— TASK GOAL —
Pick every line from the data that holds the word "机上简餐".

((

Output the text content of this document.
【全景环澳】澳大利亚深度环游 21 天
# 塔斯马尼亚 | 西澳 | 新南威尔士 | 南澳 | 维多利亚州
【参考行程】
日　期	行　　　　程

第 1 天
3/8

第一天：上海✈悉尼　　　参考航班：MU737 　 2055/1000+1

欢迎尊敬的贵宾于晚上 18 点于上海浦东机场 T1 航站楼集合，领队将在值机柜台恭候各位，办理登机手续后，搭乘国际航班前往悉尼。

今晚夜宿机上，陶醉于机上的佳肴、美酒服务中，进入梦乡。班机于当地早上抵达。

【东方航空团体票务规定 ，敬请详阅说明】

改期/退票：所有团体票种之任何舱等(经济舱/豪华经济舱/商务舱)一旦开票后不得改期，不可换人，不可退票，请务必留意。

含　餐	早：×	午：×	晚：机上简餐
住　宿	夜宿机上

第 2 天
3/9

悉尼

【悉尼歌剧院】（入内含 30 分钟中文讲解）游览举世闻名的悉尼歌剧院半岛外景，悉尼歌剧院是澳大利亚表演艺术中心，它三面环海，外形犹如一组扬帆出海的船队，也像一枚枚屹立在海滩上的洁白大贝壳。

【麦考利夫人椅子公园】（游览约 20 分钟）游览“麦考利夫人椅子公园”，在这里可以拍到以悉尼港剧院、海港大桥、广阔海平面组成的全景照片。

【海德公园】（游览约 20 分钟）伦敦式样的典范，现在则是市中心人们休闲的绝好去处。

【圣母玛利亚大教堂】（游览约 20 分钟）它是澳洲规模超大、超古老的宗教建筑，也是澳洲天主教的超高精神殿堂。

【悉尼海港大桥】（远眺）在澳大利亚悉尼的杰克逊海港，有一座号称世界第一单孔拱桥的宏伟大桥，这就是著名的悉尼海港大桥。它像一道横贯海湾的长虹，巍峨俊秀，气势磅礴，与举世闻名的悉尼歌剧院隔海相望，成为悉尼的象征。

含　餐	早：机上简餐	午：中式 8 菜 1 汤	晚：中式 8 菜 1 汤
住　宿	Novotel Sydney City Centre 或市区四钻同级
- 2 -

))

— EXERCISE RESULT —
含　餐	早：×	午：×	晚：机上简餐
含　餐	早：机上简餐	午：中式 8 菜 1 汤	晚：中式 8 菜 1 汤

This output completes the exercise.